Stated exercise:
Quote each line of the material verbatim, without the pictures.

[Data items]
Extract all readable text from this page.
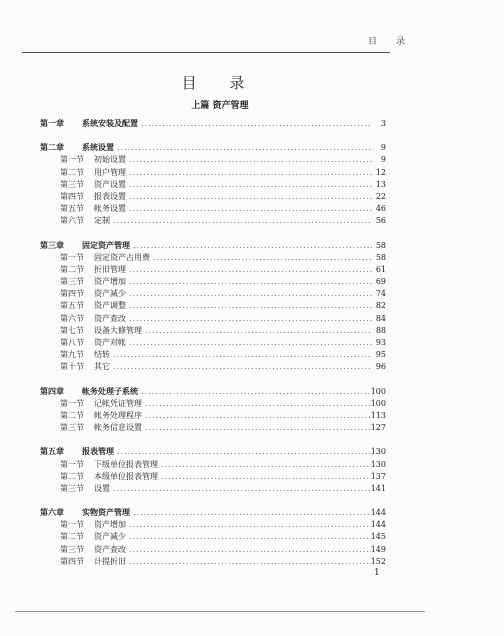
目 录
目 录
上篇 资产管理
第一章 系统安装及配置 .....	3
第二章 系统设置 .....	9
第一节 初始设置 .....	9
第二节 用户管理 .....	12
第三节 资产设置 .....	13
第四节 报表设置 .....	22
第五节 帐务设置 .....	46
第六节 定制 .....	56
第三章 固定资产管理 .....	58
第一节 固定资产占用费 .....	58
第二节 折旧管理 .....	61
第三节 资产增加 .....	69
第四节 资产减少 .....	74
第五节 资产调整 .....	82
第六节 资产查改 .....	84
第七节 设备大修管理 .....	88
第八节 资产对帐 .....	93
第九节 结转 .....	95
第十节 其它 .....	96
第四章 帐务处理子系统 .....	100
第一节 记帐凭证管理 .....	100
第二节 帐务处理程序 .....	113
第三节 帐务信息设置 .....	127
第五章 报表管理 .....	130
第一节 下级单位报表管理 .....	130
第二节 本级单位报表管理 .....	137
第三节 设置 .....	141
第六章 实物资产管理 .....	144
第一节 资产增加 .....	144
第二节 资产减少 .....	145
第三节 资产查改 .....	149
第四节 计提折旧 .....	152
1
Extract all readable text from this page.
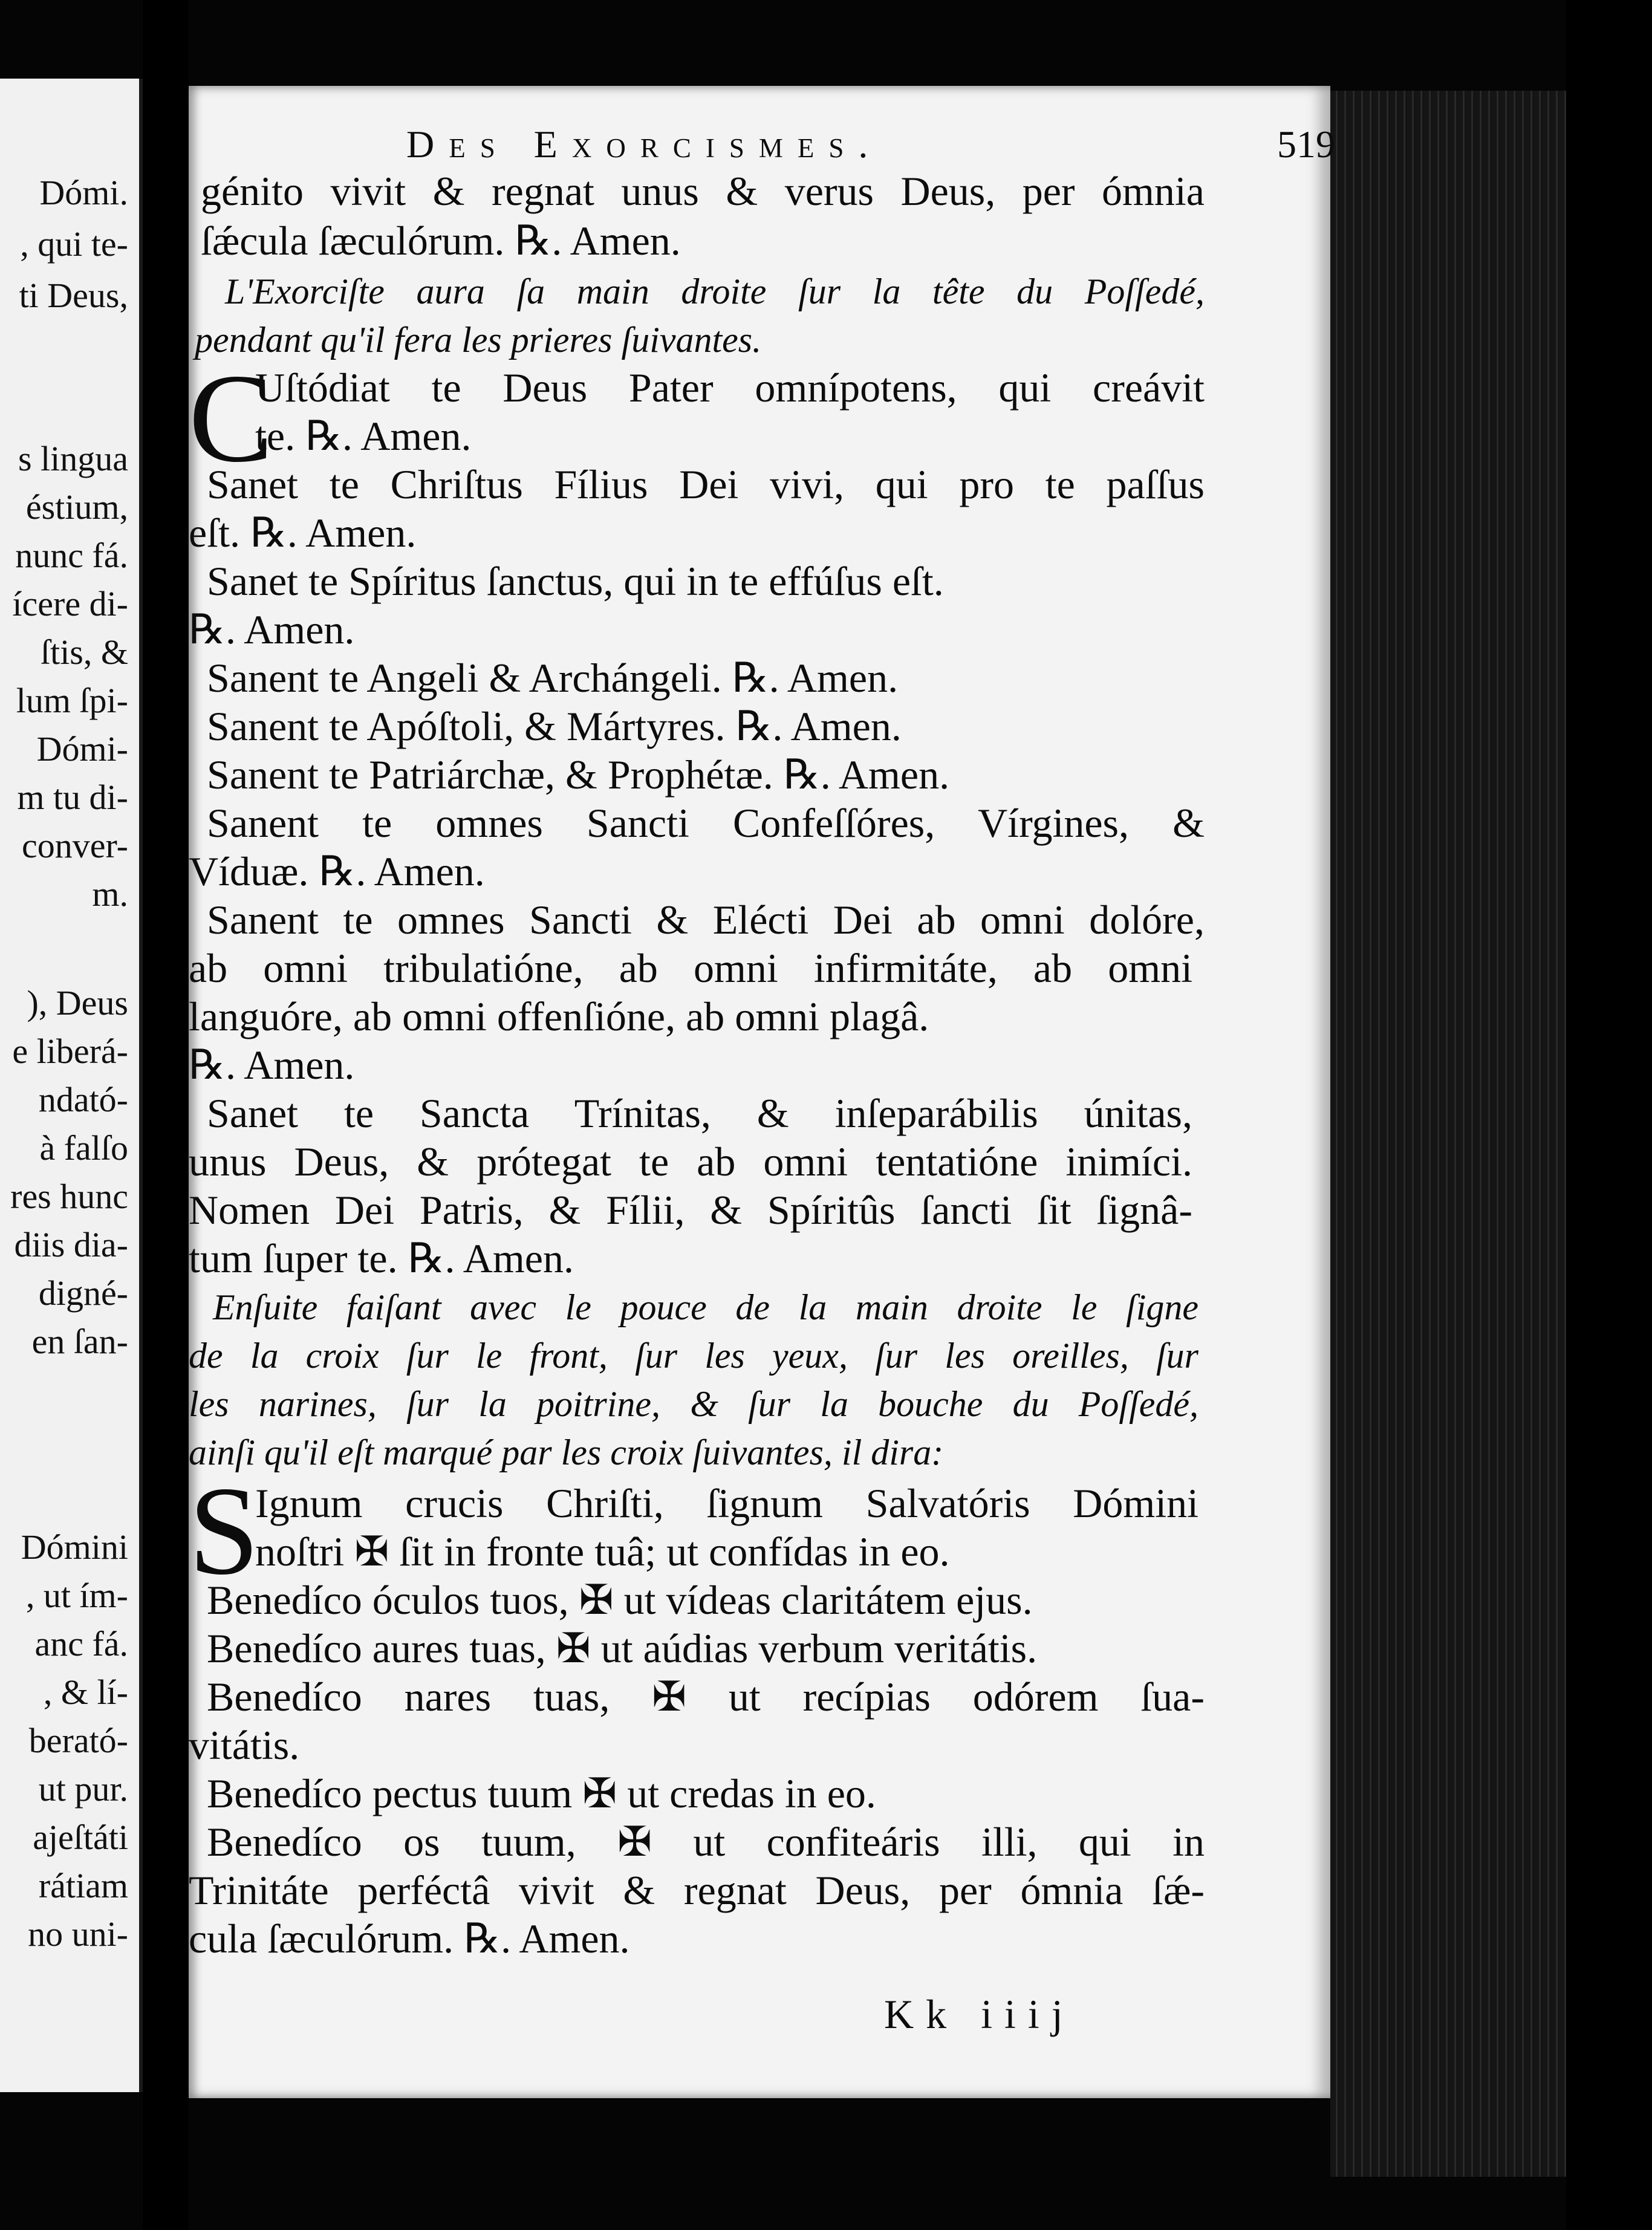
Dómi.
, qui te-
ti Deus,
s lingua
éstium,
nunc fá.
ícere di-
ſtis, &
lum ſpi-
Dómi-
m tu di-
conver-
m.
), Deus
e liberá-
ndató-
à falſo
res hunc
diis dia-
digné-
en ſan-
Dómini
, ut ím-
anc fá.
, & lí-
berató-
ut pur.
ajeſtáti
rátiam
no uni-
Des Exorcismes.	519
génito vivit & regnat unus & verus Deus, per ómnia
ſǽcula ſæculórum. ℞. Amen.
L'Exorciſte aura ſa main droite ſur la tête du Poſſedé,
pendant qu'il fera les prieres ſuivantes.
C
Uſtódiat te Deus Pater omnípotens, qui creávit
te. ℞. Amen.
Sanet te Chriſtus Fílius Dei vivi, qui pro te paſſus
eſt. ℞. Amen.
Sanet te Spíritus ſanctus, qui in te effúſus eſt.
℞. Amen.
Sanent te Angeli & Archángeli. ℞. Amen.
Sanent te Apóſtoli, & Mártyres. ℞. Amen.
Sanent te Patriárchæ, & Prophétæ. ℞. Amen.
Sanent te omnes Sancti Confeſſóres, Vírgines, &
Víduæ. ℞. Amen.
Sanent te omnes Sancti & Elécti Dei ab omni dolóre,
ab omni tribulatióne, ab omni infirmitáte, ab omni
languóre, ab omni offenſióne, ab omni plagâ.
℞. Amen.
Sanet te Sancta Trínitas, & inſeparábilis únitas,
unus Deus, & prótegat te ab omni tentatióne inimíci.
Nomen Dei Patris, & Fílii, & Spíritûs ſancti ſit ſignâ-
tum ſuper te. ℞. Amen.
Enſuite faiſant avec le pouce de la main droite le ſigne
de la croix ſur le front, ſur les yeux, ſur les oreilles, ſur
les narines, ſur la poitrine, & ſur la bouche du Poſſedé,
ainſi qu'il eſt marqué par les croix ſuivantes, il dira:
S
Ignum crucis Chriſti, ſignum Salvatóris Dómini
noſtri ✠ ſit in fronte tuâ; ut confídas in eo.
Benedíco óculos tuos, ✠ ut vídeas claritátem ejus.
Benedíco aures tuas, ✠ ut aúdias verbum veritátis.
Benedíco nares tuas, ✠ ut recípias odórem ſua-
vitátis.
Benedíco pectus tuum ✠ ut credas in eo.
Benedíco os tuum, ✠ ut confiteáris illi, qui in
Trinitáte perféctâ vivit & regnat Deus, per ómnia ſǽ-
cula ſæculórum. ℞. Amen.
Kk iiij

Result:
Extract all readable text from this page.
目 录
目 录
上篇 资产管理
第一章 系统安装及配置 .....	3
第二章 系统设置 .....	9
第一节 初始设置 .....	9
第二节 用户管理 .....	12
第三节 资产设置 .....	13
第四节 报表设置 .....	22
第五节 帐务设置 .....	46
第六节 定制 .....	56
第三章 固定资产管理 .....	58
第一节 固定资产占用费 .....	58
第二节 折旧管理 .....	61
第三节 资产增加 .....	69
第四节 资产减少 .....	74
第五节 资产调整 .....	82
第六节 资产查改 .....	84
第七节 设备大修管理 .....	88
第八节 资产对帐 .....	93
第九节 结转 .....	95
第十节 其它 .....	96
第四章 帐务处理子系统 .....	100
第一节 记帐凭证管理 .....	100
第二节 帐务处理程序 .....	113
第三节 帐务信息设置 .....	127
第五章 报表管理 .....	130
第一节 下级单位报表管理 .....	130
第二节 本级单位报表管理 .....	137
第三节 设置 .....	141
第六章 实物资产管理 .....	144
第一节 资产增加 .....	144
第二节 资产减少 .....	145
第三节 资产查改 .....	149
第四节 计提折旧 .....	152
1
Extract all readable text from this page.
Dómi.
, qui te-
ti Deus,
s lingua
éstium,
nunc fá.
ícere di-
ſtis, &
lum ſpi-
Dómi-
m tu di-
conver-
m.
), Deus
e liberá-
ndató-
à falſo
res hunc
diis dia-
digné-
en ſan-
Dómini
, ut ím-
anc fá.
, & lí-
berató-
ut pur.
ajeſtáti
rátiam
no uni-
Des Exorcismes.	519
génito vivit & regnat unus & verus Deus, per ómnia
ſǽcula ſæculórum. ℞. Amen.
L'Exorciſte aura ſa main droite ſur la tête du Poſſedé,
pendant qu'il fera les prieres ſuivantes.
C
Uſtódiat te Deus Pater omnípotens, qui creávit
te. ℞. Amen.
Sanet te Chriſtus Fílius Dei vivi, qui pro te paſſus
eſt. ℞. Amen.
Sanet te Spíritus ſanctus, qui in te effúſus eſt.
℞. Amen.
Sanent te Angeli & Archángeli. ℞. Amen.
Sanent te Apóſtoli, & Mártyres. ℞. Amen.
Sanent te Patriárchæ, & Prophétæ. ℞. Amen.
Sanent te omnes Sancti Confeſſóres, Vírgines, &
Víduæ. ℞. Amen.
Sanent te omnes Sancti & Elécti Dei ab omni dolóre,
ab omni tribulatióne, ab omni infirmitáte, ab omni
languóre, ab omni offenſióne, ab omni plagâ.
℞. Amen.
Sanet te Sancta Trínitas, & inſeparábilis únitas,
unus Deus, & prótegat te ab omni tentatióne inimíci.
Nomen Dei Patris, & Fílii, & Spíritûs ſancti ſit ſignâ-
tum ſuper te. ℞. Amen.
Enſuite faiſant avec le pouce de la main droite le ſigne
de la croix ſur le front, ſur les yeux, ſur les oreilles, ſur
les narines, ſur la poitrine, & ſur la bouche du Poſſedé,
ainſi qu'il eſt marqué par les croix ſuivantes, il dira:
S
Ignum crucis Chriſti, ſignum Salvatóris Dómini
noſtri ✠ ſit in fronte tuâ; ut confídas in eo.
Benedíco óculos tuos, ✠ ut vídeas claritátem ejus.
Benedíco aures tuas, ✠ ut aúdias verbum veritátis.
Benedíco nares tuas, ✠ ut recípias odórem ſua-
vitátis.
Benedíco pectus tuum ✠ ut credas in eo.
Benedíco os tuum, ✠ ut confiteáris illi, qui in
Trinitáte perféctâ vivit & regnat Deus, per ómnia ſǽ-
cula ſæculórum. ℞. Amen.
Kk iiij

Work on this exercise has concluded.